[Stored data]
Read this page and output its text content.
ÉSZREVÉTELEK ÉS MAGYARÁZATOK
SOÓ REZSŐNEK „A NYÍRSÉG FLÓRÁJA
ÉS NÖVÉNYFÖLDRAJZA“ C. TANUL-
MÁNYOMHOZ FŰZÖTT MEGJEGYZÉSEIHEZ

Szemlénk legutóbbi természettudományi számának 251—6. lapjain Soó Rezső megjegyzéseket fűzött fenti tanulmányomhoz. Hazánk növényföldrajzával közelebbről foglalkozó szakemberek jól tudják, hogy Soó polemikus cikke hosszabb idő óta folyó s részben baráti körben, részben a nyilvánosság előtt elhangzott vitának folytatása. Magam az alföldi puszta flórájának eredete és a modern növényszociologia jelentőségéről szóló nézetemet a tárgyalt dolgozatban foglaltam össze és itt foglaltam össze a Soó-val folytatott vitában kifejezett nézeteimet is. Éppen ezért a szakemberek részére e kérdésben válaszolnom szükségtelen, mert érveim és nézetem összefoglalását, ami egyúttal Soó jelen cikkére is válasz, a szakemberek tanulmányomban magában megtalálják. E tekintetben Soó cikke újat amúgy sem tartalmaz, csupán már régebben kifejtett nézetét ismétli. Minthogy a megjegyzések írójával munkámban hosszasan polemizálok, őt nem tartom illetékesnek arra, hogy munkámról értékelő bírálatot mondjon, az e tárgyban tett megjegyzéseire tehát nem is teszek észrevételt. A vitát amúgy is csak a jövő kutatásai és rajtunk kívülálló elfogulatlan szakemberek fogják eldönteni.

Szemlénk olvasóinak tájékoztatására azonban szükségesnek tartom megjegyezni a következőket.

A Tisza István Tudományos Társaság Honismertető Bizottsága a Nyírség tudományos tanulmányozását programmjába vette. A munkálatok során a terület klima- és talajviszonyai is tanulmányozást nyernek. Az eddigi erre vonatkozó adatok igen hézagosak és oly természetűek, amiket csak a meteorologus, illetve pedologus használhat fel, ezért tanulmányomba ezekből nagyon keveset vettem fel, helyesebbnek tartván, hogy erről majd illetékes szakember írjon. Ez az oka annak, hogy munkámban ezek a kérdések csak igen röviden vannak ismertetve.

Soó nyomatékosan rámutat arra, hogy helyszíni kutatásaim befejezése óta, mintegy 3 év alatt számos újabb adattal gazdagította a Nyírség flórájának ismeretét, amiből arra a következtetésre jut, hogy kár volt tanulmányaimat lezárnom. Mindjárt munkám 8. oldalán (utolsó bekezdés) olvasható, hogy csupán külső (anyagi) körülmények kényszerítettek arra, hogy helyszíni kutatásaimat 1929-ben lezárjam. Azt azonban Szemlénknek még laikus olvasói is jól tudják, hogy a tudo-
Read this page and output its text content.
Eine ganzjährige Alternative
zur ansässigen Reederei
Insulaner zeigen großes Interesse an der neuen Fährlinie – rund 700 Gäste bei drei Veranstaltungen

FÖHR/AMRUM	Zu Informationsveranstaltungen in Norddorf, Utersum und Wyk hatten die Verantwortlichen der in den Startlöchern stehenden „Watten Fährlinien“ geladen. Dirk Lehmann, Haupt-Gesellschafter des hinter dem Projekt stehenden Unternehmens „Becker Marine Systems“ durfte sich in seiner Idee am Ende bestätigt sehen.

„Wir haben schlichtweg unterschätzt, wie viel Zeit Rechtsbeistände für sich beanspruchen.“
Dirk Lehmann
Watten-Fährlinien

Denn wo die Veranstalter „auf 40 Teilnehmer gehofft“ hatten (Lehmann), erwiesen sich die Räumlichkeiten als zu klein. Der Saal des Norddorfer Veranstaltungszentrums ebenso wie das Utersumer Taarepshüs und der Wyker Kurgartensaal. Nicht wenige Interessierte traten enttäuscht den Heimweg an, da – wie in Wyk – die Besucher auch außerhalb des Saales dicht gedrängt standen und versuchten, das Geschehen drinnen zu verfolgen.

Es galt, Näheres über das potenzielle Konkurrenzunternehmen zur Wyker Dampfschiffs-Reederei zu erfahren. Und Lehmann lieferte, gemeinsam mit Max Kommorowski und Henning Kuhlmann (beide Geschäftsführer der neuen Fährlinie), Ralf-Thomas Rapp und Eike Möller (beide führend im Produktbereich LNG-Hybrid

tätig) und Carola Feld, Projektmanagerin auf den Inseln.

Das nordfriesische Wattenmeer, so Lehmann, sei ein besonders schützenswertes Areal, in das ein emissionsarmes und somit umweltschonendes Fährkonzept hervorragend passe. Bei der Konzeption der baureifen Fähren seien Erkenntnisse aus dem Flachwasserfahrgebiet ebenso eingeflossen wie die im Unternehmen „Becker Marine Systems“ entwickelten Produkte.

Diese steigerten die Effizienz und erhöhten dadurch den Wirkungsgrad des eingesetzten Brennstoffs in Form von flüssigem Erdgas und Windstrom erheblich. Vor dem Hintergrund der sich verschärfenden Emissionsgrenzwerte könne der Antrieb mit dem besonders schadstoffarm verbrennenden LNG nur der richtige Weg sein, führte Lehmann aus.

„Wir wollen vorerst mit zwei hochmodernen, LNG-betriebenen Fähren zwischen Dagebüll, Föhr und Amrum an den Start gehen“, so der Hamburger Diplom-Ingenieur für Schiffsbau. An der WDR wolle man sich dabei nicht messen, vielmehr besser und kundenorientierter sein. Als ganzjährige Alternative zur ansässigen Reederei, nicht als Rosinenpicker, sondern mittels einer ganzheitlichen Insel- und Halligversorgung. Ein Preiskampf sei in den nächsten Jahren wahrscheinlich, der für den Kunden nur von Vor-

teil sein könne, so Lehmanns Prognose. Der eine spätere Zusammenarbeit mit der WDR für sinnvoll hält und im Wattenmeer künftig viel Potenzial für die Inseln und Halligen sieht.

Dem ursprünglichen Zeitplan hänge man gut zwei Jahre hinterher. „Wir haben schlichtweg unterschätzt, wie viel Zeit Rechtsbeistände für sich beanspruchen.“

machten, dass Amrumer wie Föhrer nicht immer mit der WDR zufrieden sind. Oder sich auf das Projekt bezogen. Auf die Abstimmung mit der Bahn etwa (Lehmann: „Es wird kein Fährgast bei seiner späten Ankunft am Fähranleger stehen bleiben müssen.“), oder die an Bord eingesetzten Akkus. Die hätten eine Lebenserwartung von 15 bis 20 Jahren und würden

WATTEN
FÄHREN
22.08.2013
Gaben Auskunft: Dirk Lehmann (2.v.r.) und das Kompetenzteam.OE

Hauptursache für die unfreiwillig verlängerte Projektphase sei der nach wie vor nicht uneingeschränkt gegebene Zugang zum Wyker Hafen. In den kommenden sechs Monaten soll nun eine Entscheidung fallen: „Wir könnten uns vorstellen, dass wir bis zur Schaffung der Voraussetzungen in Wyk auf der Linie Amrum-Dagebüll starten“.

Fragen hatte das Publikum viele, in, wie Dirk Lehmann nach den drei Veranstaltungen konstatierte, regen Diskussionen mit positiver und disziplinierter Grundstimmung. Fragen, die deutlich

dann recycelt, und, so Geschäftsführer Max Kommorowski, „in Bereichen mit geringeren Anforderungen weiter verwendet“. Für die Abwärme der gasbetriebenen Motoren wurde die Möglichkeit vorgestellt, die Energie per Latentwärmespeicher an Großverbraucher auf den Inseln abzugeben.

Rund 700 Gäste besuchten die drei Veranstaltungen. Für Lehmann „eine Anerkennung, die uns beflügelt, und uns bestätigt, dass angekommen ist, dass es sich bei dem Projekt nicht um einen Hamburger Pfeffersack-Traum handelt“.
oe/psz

# YOUR OBJECTIVE:
From the records above, report the count of lines containing "Rechtsbeistände" and nothing more.

# EXPECTED ANSWER:
2